* _The request_
Without changing a character, return the entries, but not the images they hold.

* _Dataset listings of figures_
:::

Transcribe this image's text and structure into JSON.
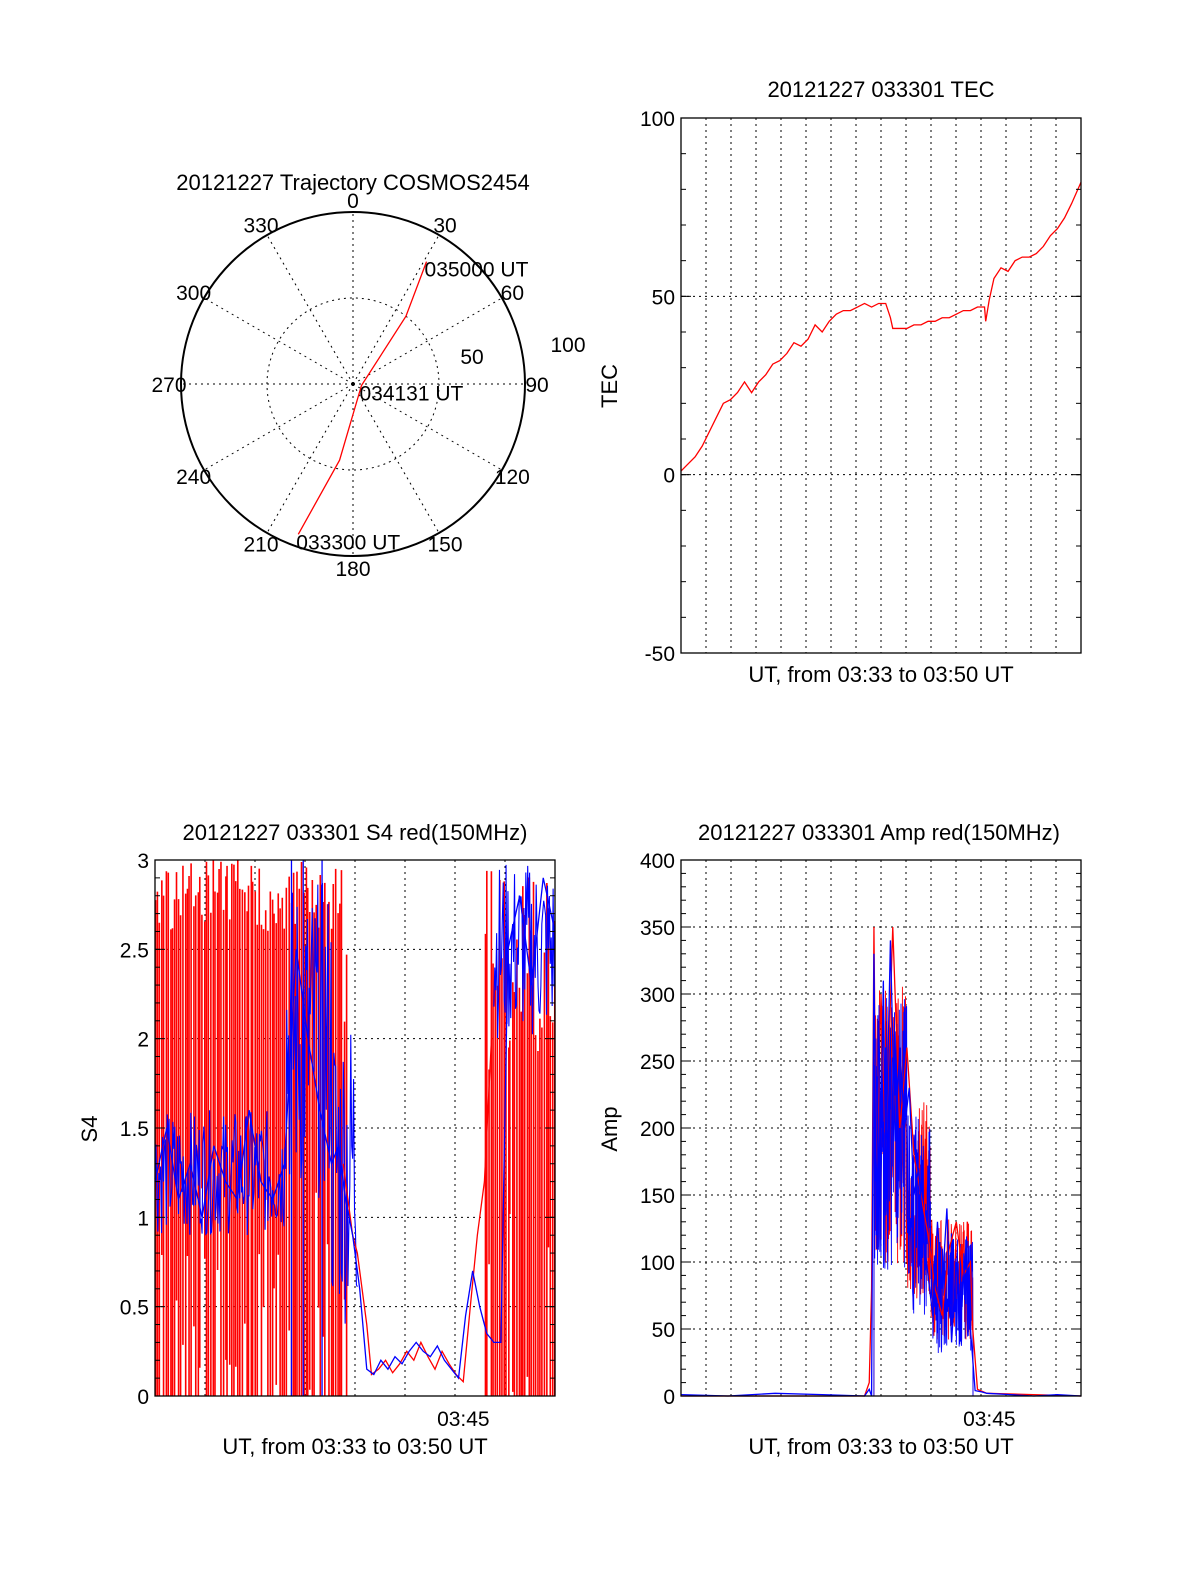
{
  "chart_data": [
    {
      "type": "polar",
      "title": "20121227 Trajectory COSMOS2454",
      "azimuth_labels": [
        "0",
        "30",
        "60",
        "90",
        "120",
        "150",
        "180",
        "210",
        "240",
        "270",
        "300",
        "330"
      ],
      "rlabels": [
        "50",
        "100"
      ],
      "rmax": 100,
      "series": [
        {
          "color": "#ff0000",
          "points": [
            {
              "az": 200,
              "r": 93,
              "label": "033300 UT"
            },
            {
              "az": 190,
              "r": 45
            },
            {
              "az": 100,
              "r": 5,
              "label": "034131 UT"
            },
            {
              "az": 38,
              "r": 50
            },
            {
              "az": 31,
              "r": 83,
              "label": "035000 UT"
            }
          ]
        }
      ]
    },
    {
      "type": "line",
      "title": "20121227 033301 TEC",
      "xlabel": "UT, from 03:33 to 03:50 UT",
      "ylabel": "TEC",
      "xlim": [
        0,
        17
      ],
      "ylim": [
        -50,
        100
      ],
      "yticks": [
        "-50",
        "0",
        "50",
        "100"
      ],
      "grid": true,
      "series": [
        {
          "color": "#ff0000",
          "x": [
            0,
            0.3,
            0.6,
            0.9,
            1.2,
            1.5,
            1.8,
            2.1,
            2.4,
            2.7,
            3.0,
            3.3,
            3.6,
            3.9,
            4.2,
            4.5,
            4.8,
            5.1,
            5.4,
            5.7,
            6.0,
            6.3,
            6.6,
            6.9,
            7.2,
            7.5,
            7.8,
            8.1,
            8.4,
            8.7,
            8.9,
            9.0,
            9.3,
            9.6,
            9.9,
            10.2,
            10.5,
            10.8,
            11.1,
            11.4,
            11.7,
            12.0,
            12.3,
            12.6,
            12.9,
            12.95,
            13.1,
            13.3,
            13.6,
            13.9,
            14.2,
            14.5,
            14.8,
            15.1,
            15.4,
            15.7,
            16.0,
            16.3,
            16.6,
            17.0
          ],
          "y": [
            1,
            3,
            5,
            8,
            12,
            16,
            20,
            21,
            23,
            26,
            23,
            26,
            28,
            31,
            32,
            34,
            37,
            36,
            38,
            42,
            40,
            43,
            45,
            46,
            46,
            47,
            48,
            47,
            48,
            48,
            44,
            41,
            41,
            41,
            42,
            42,
            43,
            43,
            44,
            44,
            45,
            46,
            46,
            47,
            47,
            43,
            49,
            55,
            58,
            57,
            60,
            61,
            61,
            62,
            64,
            67,
            69,
            72,
            76,
            82
          ]
        }
      ]
    },
    {
      "type": "line",
      "title": "20121227 033301 S4 red(150MHz)",
      "xlabel": "UT, from 03:33 to 03:50 UT",
      "ylabel": "S4",
      "xlim": [
        0,
        17
      ],
      "ylim": [
        0,
        3
      ],
      "yticks": [
        "0",
        "0.5",
        "1",
        "1.5",
        "2",
        "2.5",
        "3"
      ],
      "xtick_labels": [
        {
          "x": 12,
          "label": "03:45"
        }
      ],
      "grid": true,
      "series": [
        {
          "color": "#ff0000",
          "x": [
            8.0,
            8.2,
            8.4,
            8.6,
            8.8,
            9.0,
            9.2,
            9.5,
            9.8,
            10.1,
            10.4,
            10.7,
            11.0,
            11.3,
            11.6,
            11.9,
            12.2,
            12.5,
            12.8,
            13.1,
            13.4,
            13.7,
            14.0,
            14.3
          ],
          "y": [
            1.3,
            1.1,
            0.9,
            0.8,
            0.6,
            0.4,
            0.12,
            0.15,
            0.2,
            0.13,
            0.18,
            0.25,
            0.2,
            0.3,
            0.22,
            0.15,
            0.25,
            0.18,
            0.12,
            0.08,
            0.5,
            0.9,
            1.2,
            2.0
          ]
        },
        {
          "color": "#0000ff",
          "x": [
            0,
            0.5,
            1.0,
            1.5,
            2.0,
            2.5,
            3.0,
            3.5,
            4.0,
            4.5,
            5.0,
            5.5,
            6.0,
            6.5,
            7.0,
            7.5,
            7.8,
            8.1,
            8.4,
            8.7,
            9.0,
            9.3,
            9.6,
            9.9,
            10.2,
            10.5,
            10.8,
            11.1,
            11.4,
            11.7,
            12.0,
            12.3,
            12.6,
            12.9,
            13.2,
            13.5,
            13.8,
            14.1,
            14.4,
            14.7,
            15.0,
            15.5,
            16.0,
            16.5,
            17.0
          ],
          "y": [
            1.2,
            1.5,
            1.1,
            1.3,
            1.0,
            1.4,
            1.2,
            1.1,
            1.6,
            1.2,
            1.1,
            1.3,
            2.5,
            2.0,
            1.6,
            1.3,
            1.4,
            1.1,
            0.9,
            0.6,
            0.15,
            0.12,
            0.2,
            0.15,
            0.22,
            0.18,
            0.25,
            0.3,
            0.25,
            0.22,
            0.28,
            0.2,
            0.15,
            0.1,
            0.45,
            0.7,
            0.5,
            0.35,
            0.3,
            0.3,
            2.5,
            2.8,
            2.3,
            2.9,
            2.6
          ]
        }
      ]
    },
    {
      "type": "line",
      "title": "20121227 033301 Amp red(150MHz)",
      "xlabel": "UT, from 03:33 to 03:50 UT",
      "ylabel": "Amp",
      "xlim": [
        0,
        17
      ],
      "ylim": [
        0,
        400
      ],
      "yticks": [
        "0",
        "50",
        "100",
        "150",
        "200",
        "250",
        "300",
        "350",
        "400"
      ],
      "xtick_labels": [
        {
          "x": 12,
          "label": "03:45"
        }
      ],
      "grid": true,
      "series": [
        {
          "color": "#ff0000",
          "x": [
            0,
            4,
            7.8,
            8.0,
            8.1,
            8.2,
            8.3,
            8.5,
            8.7,
            9.0,
            9.3,
            9.6,
            9.9,
            10.2,
            10.5,
            10.8,
            11.1,
            11.4,
            11.7,
            12.0,
            12.3,
            12.4,
            12.6,
            13.0,
            17.0
          ],
          "y": [
            0,
            0,
            0,
            10,
            80,
            350,
            150,
            300,
            180,
            350,
            200,
            260,
            180,
            150,
            120,
            80,
            60,
            110,
            130,
            90,
            100,
            50,
            5,
            2,
            0
          ]
        },
        {
          "color": "#0000ff",
          "x": [
            0,
            2,
            4,
            6,
            7.8,
            8.0,
            8.1,
            8.2,
            8.3,
            8.4,
            8.5,
            8.6,
            8.7,
            8.9,
            9.1,
            9.3,
            9.5,
            9.7,
            9.9,
            10.1,
            10.3,
            10.5,
            10.7,
            10.9,
            11.1,
            11.3,
            11.5,
            11.7,
            11.9,
            12.1,
            12.3,
            12.5,
            12.8,
            13.0,
            14.0,
            15.0,
            16.0,
            17.0
          ],
          "y": [
            1,
            0,
            2,
            1,
            0,
            5,
            0,
            330,
            120,
            280,
            200,
            310,
            170,
            340,
            190,
            260,
            200,
            230,
            150,
            170,
            120,
            90,
            60,
            130,
            80,
            140,
            40,
            100,
            60,
            110,
            50,
            4,
            3,
            2,
            1,
            0,
            1,
            0
          ]
        }
      ]
    }
  ]
}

:::

* _Worked answer_
Transcribe this image's text and structure into JSON.
{
  "chart_data": [
    {
      "type": "polar",
      "title": "20121227 Trajectory COSMOS2454",
      "azimuth_labels": [
        "0",
        "30",
        "60",
        "90",
        "120",
        "150",
        "180",
        "210",
        "240",
        "270",
        "300",
        "330"
      ],
      "rlabels": [
        "50",
        "100"
      ],
      "rmax": 100,
      "series": [
        {
          "color": "#ff0000",
          "points": [
            {
              "az": 200,
              "r": 93,
              "label": "033300 UT"
            },
            {
              "az": 190,
              "r": 45
            },
            {
              "az": 100,
              "r": 5,
              "label": "034131 UT"
            },
            {
              "az": 38,
              "r": 50
            },
            {
              "az": 31,
              "r": 83,
              "label": "035000 UT"
            }
          ]
        }
      ]
    },
    {
      "type": "line",
      "title": "20121227 033301 TEC",
      "xlabel": "UT, from 03:33 to 03:50 UT",
      "ylabel": "TEC",
      "xlim": [
        0,
        17
      ],
      "ylim": [
        -50,
        100
      ],
      "yticks": [
        "-50",
        "0",
        "50",
        "100"
      ],
      "grid": true,
      "series": [
        {
          "color": "#ff0000",
          "x": [
            0,
            0.3,
            0.6,
            0.9,
            1.2,
            1.5,
            1.8,
            2.1,
            2.4,
            2.7,
            3.0,
            3.3,
            3.6,
            3.9,
            4.2,
            4.5,
            4.8,
            5.1,
            5.4,
            5.7,
            6.0,
            6.3,
            6.6,
            6.9,
            7.2,
            7.5,
            7.8,
            8.1,
            8.4,
            8.7,
            8.9,
            9.0,
            9.3,
            9.6,
            9.9,
            10.2,
            10.5,
            10.8,
            11.1,
            11.4,
            11.7,
            12.0,
            12.3,
            12.6,
            12.9,
            12.95,
            13.1,
            13.3,
            13.6,
            13.9,
            14.2,
            14.5,
            14.8,
            15.1,
            15.4,
            15.7,
            16.0,
            16.3,
            16.6,
            17.0
          ],
          "y": [
            1,
            3,
            5,
            8,
            12,
            16,
            20,
            21,
            23,
            26,
            23,
            26,
            28,
            31,
            32,
            34,
            37,
            36,
            38,
            42,
            40,
            43,
            45,
            46,
            46,
            47,
            48,
            47,
            48,
            48,
            44,
            41,
            41,
            41,
            42,
            42,
            43,
            43,
            44,
            44,
            45,
            46,
            46,
            47,
            47,
            43,
            49,
            55,
            58,
            57,
            60,
            61,
            61,
            62,
            64,
            67,
            69,
            72,
            76,
            82
          ]
        }
      ]
    },
    {
      "type": "line",
      "title": "20121227 033301 S4 red(150MHz)",
      "xlabel": "UT, from 03:33 to 03:50 UT",
      "ylabel": "S4",
      "xlim": [
        0,
        17
      ],
      "ylim": [
        0,
        3
      ],
      "yticks": [
        "0",
        "0.5",
        "1",
        "1.5",
        "2",
        "2.5",
        "3"
      ],
      "xtick_labels": [
        {
          "x": 12,
          "label": "03:45"
        }
      ],
      "grid": true,
      "series": [
        {
          "color": "#ff0000",
          "x": [
            8.0,
            8.2,
            8.4,
            8.6,
            8.8,
            9.0,
            9.2,
            9.5,
            9.8,
            10.1,
            10.4,
            10.7,
            11.0,
            11.3,
            11.6,
            11.9,
            12.2,
            12.5,
            12.8,
            13.1,
            13.4,
            13.7,
            14.0,
            14.3
          ],
          "y": [
            1.3,
            1.1,
            0.9,
            0.8,
            0.6,
            0.4,
            0.12,
            0.15,
            0.2,
            0.13,
            0.18,
            0.25,
            0.2,
            0.3,
            0.22,
            0.15,
            0.25,
            0.18,
            0.12,
            0.08,
            0.5,
            0.9,
            1.2,
            2.0
          ]
        },
        {
          "color": "#0000ff",
          "x": [
            0,
            0.5,
            1.0,
            1.5,
            2.0,
            2.5,
            3.0,
            3.5,
            4.0,
            4.5,
            5.0,
            5.5,
            6.0,
            6.5,
            7.0,
            7.5,
            7.8,
            8.1,
            8.4,
            8.7,
            9.0,
            9.3,
            9.6,
            9.9,
            10.2,
            10.5,
            10.8,
            11.1,
            11.4,
            11.7,
            12.0,
            12.3,
            12.6,
            12.9,
            13.2,
            13.5,
            13.8,
            14.1,
            14.4,
            14.7,
            15.0,
            15.5,
            16.0,
            16.5,
            17.0
          ],
          "y": [
            1.2,
            1.5,
            1.1,
            1.3,
            1.0,
            1.4,
            1.2,
            1.1,
            1.6,
            1.2,
            1.1,
            1.3,
            2.5,
            2.0,
            1.6,
            1.3,
            1.4,
            1.1,
            0.9,
            0.6,
            0.15,
            0.12,
            0.2,
            0.15,
            0.22,
            0.18,
            0.25,
            0.3,
            0.25,
            0.22,
            0.28,
            0.2,
            0.15,
            0.1,
            0.45,
            0.7,
            0.5,
            0.35,
            0.3,
            0.3,
            2.5,
            2.8,
            2.3,
            2.9,
            2.6
          ]
        }
      ]
    },
    {
      "type": "line",
      "title": "20121227 033301 Amp red(150MHz)",
      "xlabel": "UT, from 03:33 to 03:50 UT",
      "ylabel": "Amp",
      "xlim": [
        0,
        17
      ],
      "ylim": [
        0,
        400
      ],
      "yticks": [
        "0",
        "50",
        "100",
        "150",
        "200",
        "250",
        "300",
        "350",
        "400"
      ],
      "xtick_labels": [
        {
          "x": 12,
          "label": "03:45"
        }
      ],
      "grid": true,
      "series": [
        {
          "color": "#ff0000",
          "x": [
            0,
            4,
            7.8,
            8.0,
            8.1,
            8.2,
            8.3,
            8.5,
            8.7,
            9.0,
            9.3,
            9.6,
            9.9,
            10.2,
            10.5,
            10.8,
            11.1,
            11.4,
            11.7,
            12.0,
            12.3,
            12.4,
            12.6,
            13.0,
            17.0
          ],
          "y": [
            0,
            0,
            0,
            10,
            80,
            350,
            150,
            300,
            180,
            350,
            200,
            260,
            180,
            150,
            120,
            80,
            60,
            110,
            130,
            90,
            100,
            50,
            5,
            2,
            0
          ]
        },
        {
          "color": "#0000ff",
          "x": [
            0,
            2,
            4,
            6,
            7.8,
            8.0,
            8.1,
            8.2,
            8.3,
            8.4,
            8.5,
            8.6,
            8.7,
            8.9,
            9.1,
            9.3,
            9.5,
            9.7,
            9.9,
            10.1,
            10.3,
            10.5,
            10.7,
            10.9,
            11.1,
            11.3,
            11.5,
            11.7,
            11.9,
            12.1,
            12.3,
            12.5,
            12.8,
            13.0,
            14.0,
            15.0,
            16.0,
            17.0
          ],
          "y": [
            1,
            0,
            2,
            1,
            0,
            5,
            0,
            330,
            120,
            280,
            200,
            310,
            170,
            340,
            190,
            260,
            200,
            230,
            150,
            170,
            120,
            90,
            60,
            130,
            80,
            140,
            40,
            100,
            60,
            110,
            50,
            4,
            3,
            2,
            1,
            0,
            1,
            0
          ]
        }
      ]
    }
  ]
}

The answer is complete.